◆ **Work to complete**: Look through the listing below and work out how many of its lines hold the word "Vieira". Give only the number.

◆ **Data in this exercise**:
----------------

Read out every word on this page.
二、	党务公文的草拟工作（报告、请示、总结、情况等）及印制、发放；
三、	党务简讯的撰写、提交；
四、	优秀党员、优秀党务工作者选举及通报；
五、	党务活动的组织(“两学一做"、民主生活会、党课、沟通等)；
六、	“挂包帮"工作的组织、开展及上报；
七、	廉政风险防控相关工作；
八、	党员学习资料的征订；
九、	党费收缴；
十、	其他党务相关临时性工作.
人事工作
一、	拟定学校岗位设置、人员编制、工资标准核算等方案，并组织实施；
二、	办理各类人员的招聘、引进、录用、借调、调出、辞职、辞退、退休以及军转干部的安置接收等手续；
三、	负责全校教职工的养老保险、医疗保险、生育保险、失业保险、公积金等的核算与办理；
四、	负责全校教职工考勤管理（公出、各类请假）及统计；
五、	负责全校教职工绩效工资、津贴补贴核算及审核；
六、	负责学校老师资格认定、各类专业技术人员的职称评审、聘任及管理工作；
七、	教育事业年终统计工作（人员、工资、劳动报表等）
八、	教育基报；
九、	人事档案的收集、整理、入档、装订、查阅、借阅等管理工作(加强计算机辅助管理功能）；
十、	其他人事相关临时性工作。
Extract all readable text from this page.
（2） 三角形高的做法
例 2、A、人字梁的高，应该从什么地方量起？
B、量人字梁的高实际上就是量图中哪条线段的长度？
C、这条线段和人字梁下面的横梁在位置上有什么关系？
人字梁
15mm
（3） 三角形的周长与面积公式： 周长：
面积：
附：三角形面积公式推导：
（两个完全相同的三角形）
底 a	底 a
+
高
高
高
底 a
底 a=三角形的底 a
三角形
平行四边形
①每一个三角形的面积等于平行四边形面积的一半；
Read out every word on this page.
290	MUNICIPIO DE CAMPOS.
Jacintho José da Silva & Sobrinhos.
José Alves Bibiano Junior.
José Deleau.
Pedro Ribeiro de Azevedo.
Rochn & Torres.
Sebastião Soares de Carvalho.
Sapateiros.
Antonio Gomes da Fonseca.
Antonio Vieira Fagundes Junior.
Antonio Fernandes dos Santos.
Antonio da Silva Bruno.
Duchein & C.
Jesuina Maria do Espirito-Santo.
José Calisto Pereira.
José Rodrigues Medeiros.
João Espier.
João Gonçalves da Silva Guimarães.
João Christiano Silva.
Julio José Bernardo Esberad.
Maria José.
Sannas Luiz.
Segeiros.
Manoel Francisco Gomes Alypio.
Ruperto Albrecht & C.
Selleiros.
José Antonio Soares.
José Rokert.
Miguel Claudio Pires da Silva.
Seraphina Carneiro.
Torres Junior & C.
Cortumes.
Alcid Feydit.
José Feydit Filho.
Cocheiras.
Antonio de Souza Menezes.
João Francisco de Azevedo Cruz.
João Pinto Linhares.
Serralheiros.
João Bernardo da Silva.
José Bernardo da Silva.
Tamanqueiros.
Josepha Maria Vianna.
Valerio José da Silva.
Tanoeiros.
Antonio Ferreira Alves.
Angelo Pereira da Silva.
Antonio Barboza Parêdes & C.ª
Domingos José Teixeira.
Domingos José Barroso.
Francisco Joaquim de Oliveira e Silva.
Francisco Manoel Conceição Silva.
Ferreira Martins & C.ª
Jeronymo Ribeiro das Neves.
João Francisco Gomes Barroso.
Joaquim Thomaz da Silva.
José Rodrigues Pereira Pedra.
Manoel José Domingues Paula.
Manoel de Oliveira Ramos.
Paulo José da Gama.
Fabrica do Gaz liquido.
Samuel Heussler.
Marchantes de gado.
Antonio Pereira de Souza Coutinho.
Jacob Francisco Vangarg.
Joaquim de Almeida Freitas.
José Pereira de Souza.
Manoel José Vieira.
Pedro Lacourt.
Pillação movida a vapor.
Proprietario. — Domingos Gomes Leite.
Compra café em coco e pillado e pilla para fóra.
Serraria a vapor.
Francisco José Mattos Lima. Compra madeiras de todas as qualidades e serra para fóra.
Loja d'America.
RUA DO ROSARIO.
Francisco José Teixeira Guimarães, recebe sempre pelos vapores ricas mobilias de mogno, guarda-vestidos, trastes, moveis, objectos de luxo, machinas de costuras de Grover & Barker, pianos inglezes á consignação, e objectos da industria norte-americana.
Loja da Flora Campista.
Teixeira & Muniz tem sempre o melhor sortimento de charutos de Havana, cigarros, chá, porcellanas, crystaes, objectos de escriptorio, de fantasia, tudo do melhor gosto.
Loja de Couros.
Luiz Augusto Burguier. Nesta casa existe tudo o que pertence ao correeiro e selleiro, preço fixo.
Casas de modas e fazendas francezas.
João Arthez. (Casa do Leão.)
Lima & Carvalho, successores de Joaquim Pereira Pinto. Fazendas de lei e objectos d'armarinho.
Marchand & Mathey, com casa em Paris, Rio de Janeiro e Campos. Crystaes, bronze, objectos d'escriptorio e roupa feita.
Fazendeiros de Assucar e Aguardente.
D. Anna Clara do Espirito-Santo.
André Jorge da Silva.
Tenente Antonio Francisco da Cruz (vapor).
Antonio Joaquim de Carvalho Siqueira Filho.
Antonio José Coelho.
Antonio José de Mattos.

----------------

◆ **Response below**: 2